After 6 months, all the animals were euthanized and the explanted valves were analyzed at two levels: (1) at macroscopic level and (2) at histological level, in order to observe the fibrotic capsule on the leaflets and to evaluate the calcium deposits.

Explanted valve analysis

After macroscopic examination, implanted materials were dissected and at least 0.5 cm of surrounding tissue was excised and gently rinsed in saline before utilization. For histological analysis, samples were fixed in a 4% paraformaldehyde solution, dehydrated and embedded in paraffin. Height-micron-thick sections were obtained with a microtome HM3555 (Thermo Fisher Scientific, Villebon sur Yvette, France). Sections were stained with hematoxylin phloxine saffron (HPS) in order tovisualize cells’ nuclei (blue), cytoplasm (pink) and connective tissue (yellow). Digital sections were acquired with a NanoZoomer 2.0-RC C 10730 (Hamamatsu, Japan). Sections were analyzed with the NanoZoomer software in order to determine the fibrous capsule thickness in three different zones (Figure 3): (1) leaflet insertion zone to the aortic wall, (2) leaflet central zone and (3) leaflet end zone (free leaflet).

Valve leaflet zones considered for thickness measurement.
Figure 3:

Valve leaflet zones considered for thickness measurement.

An average fibrotic tissue thickness value was calculated from five values regularly measured along each zone length from each section. Finally, considering three leaflet sections for each valve, between 15 values and 30 values could thus be considered to assess the average fibrotic thickness in each zone. Actually, in some cases, images could not be utilized as the cutting was not clean enough.

Dataset entries.
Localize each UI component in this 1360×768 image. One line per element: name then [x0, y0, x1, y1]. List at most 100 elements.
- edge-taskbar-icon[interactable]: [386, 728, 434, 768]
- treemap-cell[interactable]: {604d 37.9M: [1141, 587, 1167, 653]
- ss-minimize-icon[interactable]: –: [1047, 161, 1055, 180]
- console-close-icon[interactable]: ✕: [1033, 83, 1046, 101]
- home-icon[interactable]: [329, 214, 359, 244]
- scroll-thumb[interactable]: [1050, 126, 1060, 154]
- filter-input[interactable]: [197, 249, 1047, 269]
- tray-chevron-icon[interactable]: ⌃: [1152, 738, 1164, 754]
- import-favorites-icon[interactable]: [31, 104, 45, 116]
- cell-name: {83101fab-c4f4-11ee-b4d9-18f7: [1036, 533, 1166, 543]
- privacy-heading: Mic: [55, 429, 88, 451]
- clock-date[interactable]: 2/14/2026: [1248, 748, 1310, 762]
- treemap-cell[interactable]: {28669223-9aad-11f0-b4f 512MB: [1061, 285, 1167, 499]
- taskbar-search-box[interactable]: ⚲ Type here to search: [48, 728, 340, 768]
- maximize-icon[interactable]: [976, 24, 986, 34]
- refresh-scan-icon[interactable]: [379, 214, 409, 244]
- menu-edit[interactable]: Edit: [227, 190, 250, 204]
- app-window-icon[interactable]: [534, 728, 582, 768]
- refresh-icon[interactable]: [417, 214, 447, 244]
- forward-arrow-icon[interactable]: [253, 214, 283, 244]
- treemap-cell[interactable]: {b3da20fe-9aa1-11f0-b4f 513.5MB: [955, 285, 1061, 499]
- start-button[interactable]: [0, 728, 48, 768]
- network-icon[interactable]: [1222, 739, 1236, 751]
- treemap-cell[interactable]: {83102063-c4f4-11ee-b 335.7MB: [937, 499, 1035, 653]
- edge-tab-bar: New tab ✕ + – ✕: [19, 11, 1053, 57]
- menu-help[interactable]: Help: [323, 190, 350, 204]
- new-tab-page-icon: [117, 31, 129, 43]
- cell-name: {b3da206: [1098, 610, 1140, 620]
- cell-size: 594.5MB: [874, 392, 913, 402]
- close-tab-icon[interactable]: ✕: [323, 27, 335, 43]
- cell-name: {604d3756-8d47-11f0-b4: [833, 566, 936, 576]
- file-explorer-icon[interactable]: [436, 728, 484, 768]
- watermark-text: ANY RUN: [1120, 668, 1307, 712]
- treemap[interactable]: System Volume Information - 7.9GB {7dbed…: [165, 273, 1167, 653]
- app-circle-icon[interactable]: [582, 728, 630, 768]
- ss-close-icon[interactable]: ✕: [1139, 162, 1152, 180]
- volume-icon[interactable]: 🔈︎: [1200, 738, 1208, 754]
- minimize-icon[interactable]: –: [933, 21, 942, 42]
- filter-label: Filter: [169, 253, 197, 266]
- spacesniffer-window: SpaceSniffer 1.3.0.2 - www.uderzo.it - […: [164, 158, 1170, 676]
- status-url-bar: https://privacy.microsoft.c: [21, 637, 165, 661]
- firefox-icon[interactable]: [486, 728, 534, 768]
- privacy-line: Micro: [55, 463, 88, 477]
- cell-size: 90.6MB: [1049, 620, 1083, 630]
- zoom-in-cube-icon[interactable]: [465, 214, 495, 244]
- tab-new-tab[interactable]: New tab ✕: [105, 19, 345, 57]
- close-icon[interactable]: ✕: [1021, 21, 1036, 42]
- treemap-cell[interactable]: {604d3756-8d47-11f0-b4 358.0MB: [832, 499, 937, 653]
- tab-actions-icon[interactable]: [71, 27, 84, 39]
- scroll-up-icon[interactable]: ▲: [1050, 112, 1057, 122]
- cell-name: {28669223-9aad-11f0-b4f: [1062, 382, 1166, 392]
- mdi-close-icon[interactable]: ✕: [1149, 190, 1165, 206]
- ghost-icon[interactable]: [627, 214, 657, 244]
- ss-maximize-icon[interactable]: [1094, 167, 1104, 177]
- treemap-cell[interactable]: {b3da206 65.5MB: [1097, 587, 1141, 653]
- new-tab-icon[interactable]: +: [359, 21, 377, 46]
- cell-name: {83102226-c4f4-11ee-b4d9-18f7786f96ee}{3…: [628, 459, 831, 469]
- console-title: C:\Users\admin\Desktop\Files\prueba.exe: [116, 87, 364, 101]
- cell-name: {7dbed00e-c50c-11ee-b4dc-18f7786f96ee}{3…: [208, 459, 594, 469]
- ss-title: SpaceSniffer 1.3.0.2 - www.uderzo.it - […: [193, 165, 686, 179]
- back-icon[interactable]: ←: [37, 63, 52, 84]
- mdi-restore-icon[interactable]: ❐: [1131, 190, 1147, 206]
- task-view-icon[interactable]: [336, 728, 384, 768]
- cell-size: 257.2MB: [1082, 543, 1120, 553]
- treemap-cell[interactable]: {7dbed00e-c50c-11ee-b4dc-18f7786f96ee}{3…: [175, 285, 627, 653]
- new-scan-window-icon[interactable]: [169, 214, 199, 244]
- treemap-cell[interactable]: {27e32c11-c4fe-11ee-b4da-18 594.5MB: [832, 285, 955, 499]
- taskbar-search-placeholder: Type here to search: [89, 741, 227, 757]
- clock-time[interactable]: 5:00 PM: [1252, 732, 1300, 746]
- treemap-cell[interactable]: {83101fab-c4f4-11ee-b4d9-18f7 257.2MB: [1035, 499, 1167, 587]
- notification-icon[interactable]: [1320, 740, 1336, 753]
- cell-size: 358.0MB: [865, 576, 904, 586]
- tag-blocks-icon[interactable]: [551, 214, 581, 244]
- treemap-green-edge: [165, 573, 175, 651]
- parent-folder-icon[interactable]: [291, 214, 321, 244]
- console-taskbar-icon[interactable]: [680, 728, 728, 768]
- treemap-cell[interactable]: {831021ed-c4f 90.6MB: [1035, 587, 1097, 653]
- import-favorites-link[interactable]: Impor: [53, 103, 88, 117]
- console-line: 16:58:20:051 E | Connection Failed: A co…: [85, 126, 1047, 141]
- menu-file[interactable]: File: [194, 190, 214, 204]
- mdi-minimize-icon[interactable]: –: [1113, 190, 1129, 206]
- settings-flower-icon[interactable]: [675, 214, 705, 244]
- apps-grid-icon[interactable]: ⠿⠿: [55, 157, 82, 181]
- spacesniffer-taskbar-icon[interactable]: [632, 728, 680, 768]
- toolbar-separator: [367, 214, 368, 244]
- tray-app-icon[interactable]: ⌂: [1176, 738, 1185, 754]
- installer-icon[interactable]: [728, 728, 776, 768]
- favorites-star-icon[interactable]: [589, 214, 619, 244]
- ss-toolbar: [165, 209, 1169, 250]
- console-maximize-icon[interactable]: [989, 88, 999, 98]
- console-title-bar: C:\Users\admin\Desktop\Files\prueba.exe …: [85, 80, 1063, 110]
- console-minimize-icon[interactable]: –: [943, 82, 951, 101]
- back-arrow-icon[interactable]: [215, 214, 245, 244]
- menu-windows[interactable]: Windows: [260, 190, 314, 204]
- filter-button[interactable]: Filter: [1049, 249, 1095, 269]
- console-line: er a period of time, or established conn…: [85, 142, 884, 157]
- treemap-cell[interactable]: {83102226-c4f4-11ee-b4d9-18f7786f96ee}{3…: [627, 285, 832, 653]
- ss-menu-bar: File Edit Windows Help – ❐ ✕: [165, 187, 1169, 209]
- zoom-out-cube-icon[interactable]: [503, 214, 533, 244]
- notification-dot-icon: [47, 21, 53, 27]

Brief. In the passage on explanted valve analysis, what solution were the samples fixed in for histological analysis? This material comes from a separate source.

Written response. A 4% paraformaldehyde solution.